Description of the task:
Retype the complete listing exactly as it appears.

The data:

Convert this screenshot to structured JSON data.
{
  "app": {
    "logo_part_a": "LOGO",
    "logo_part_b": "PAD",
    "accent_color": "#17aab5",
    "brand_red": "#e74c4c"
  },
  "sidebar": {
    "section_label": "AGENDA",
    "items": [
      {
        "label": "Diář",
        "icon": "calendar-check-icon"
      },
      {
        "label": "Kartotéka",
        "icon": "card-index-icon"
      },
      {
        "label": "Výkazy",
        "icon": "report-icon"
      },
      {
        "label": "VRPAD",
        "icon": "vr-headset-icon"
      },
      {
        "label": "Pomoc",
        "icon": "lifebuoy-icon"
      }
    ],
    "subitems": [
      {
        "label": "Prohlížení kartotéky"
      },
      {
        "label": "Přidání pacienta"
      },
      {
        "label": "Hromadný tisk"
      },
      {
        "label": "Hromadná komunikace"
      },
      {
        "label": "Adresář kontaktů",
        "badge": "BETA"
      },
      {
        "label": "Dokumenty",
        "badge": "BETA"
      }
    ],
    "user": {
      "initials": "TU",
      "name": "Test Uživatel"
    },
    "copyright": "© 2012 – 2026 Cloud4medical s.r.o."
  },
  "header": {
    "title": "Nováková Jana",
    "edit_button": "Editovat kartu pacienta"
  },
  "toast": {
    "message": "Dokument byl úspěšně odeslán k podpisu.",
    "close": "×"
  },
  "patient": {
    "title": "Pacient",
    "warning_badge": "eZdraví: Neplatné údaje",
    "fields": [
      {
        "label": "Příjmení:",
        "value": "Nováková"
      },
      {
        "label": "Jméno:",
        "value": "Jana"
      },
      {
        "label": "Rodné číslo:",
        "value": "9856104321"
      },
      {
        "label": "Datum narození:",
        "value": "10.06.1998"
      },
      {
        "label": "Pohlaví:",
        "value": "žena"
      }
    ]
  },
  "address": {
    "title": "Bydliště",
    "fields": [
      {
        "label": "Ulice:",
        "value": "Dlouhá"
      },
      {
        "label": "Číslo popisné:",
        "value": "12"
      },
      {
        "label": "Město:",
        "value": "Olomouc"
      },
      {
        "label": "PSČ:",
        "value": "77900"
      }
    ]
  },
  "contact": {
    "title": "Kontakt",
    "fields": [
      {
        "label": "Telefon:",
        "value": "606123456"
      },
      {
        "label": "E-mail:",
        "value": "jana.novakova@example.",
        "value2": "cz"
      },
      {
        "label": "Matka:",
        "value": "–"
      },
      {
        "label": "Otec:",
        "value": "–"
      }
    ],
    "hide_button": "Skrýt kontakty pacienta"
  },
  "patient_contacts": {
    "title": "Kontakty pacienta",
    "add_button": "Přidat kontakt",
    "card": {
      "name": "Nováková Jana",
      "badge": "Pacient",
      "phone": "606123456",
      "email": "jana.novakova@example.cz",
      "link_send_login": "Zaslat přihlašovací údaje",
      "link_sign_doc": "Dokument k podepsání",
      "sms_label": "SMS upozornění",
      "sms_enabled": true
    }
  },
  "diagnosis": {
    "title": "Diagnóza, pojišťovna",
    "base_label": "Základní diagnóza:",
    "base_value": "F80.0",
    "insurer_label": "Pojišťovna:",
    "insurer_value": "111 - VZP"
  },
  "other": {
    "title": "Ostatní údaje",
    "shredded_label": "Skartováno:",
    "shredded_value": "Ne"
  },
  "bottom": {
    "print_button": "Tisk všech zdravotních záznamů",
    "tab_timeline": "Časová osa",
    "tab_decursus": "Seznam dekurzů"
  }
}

Full answer:
Convert this screenshot to structured JSON data.
{
  "app": {
    "logo_part_a": "LOGO",
    "logo_part_b": "PAD",
    "accent_color": "#17aab5",
    "brand_red": "#e74c4c"
  },
  "sidebar": {
    "section_label": "AGENDA",
    "items": [
      {
        "label": "Diář",
        "icon": "calendar-check-icon"
      },
      {
        "label": "Kartotéka",
        "icon": "card-index-icon"
      },
      {
        "label": "Výkazy",
        "icon": "report-icon"
      },
      {
        "label": "VRPAD",
        "icon": "vr-headset-icon"
      },
      {
        "label": "Pomoc",
        "icon": "lifebuoy-icon"
      }
    ],
    "subitems": [
      {
        "label": "Prohlížení kartotéky"
      },
      {
        "label": "Přidání pacienta"
      },
      {
        "label": "Hromadný tisk"
      },
      {
        "label": "Hromadná komunikace"
      },
      {
        "label": "Adresář kontaktů",
        "badge": "BETA"
      },
      {
        "label": "Dokumenty",
        "badge": "BETA"
      }
    ],
    "user": {
      "initials": "TU",
      "name": "Test Uživatel"
    },
    "copyright": "© 2012 – 2026 Cloud4medical s.r.o."
  },
  "header": {
    "title": "Nováková Jana",
    "edit_button": "Editovat kartu pacienta"
  },
  "toast": {
    "message": "Dokument byl úspěšně odeslán k podpisu.",
    "close": "×"
  },
  "patient": {
    "title": "Pacient",
    "warning_badge": "eZdraví: Neplatné údaje",
    "fields": [
      {
        "label": "Příjmení:",
        "value": "Nováková"
      },
      {
        "label": "Jméno:",
        "value": "Jana"
      },
      {
        "label": "Rodné číslo:",
        "value": "9856104321"
      },
      {
        "label": "Datum narození:",
        "value": "10.06.1998"
      },
      {
        "label": "Pohlaví:",
        "value": "žena"
      }
    ]
  },
  "address": {
    "title": "Bydliště",
    "fields": [
      {
        "label": "Ulice:",
        "value": "Dlouhá"
      },
      {
        "label": "Číslo popisné:",
        "value": "12"
      },
      {
        "label": "Město:",
        "value": "Olomouc"
      },
      {
        "label": "PSČ:",
        "value": "77900"
      }
    ]
  },
  "contact": {
    "title": "Kontakt",
    "fields": [
      {
        "label": "Telefon:",
        "value": "606123456"
      },
      {
        "label": "E-mail:",
        "value": "jana.novakova@example.",
        "value2": "cz"
      },
      {
        "label": "Matka:",
        "value": "–"
      },
      {
        "label": "Otec:",
        "value": "–"
      }
    ],
    "hide_button": "Skrýt kontakty pacienta"
  },
  "patient_contacts": {
    "title": "Kontakty pacienta",
    "add_button": "Přidat kontakt",
    "card": {
      "name": "Nováková Jana",
      "badge": "Pacient",
      "phone": "606123456",
      "email": "jana.novakova@example.cz",
      "link_send_login": "Zaslat přihlašovací údaje",
      "link_sign_doc": "Dokument k podepsání",
      "sms_label": "SMS upozornění",
      "sms_enabled": true
    }
  },
  "diagnosis": {
    "title": "Diagnóza, pojišťovna",
    "base_label": "Základní diagnóza:",
    "base_value": "F80.0",
    "insurer_label": "Pojišťovna:",
    "insurer_value": "111 - VZP"
  },
  "other": {
    "title": "Ostatní údaje",
    "shredded_label": "Skartováno:",
    "shredded_value": "Ne"
  },
  "bottom": {
    "print_button": "Tisk všech zdravotních záznamů",
    "tab_timeline": "Časová osa",
    "tab_decursus": "Seznam dekurzů"
  }
}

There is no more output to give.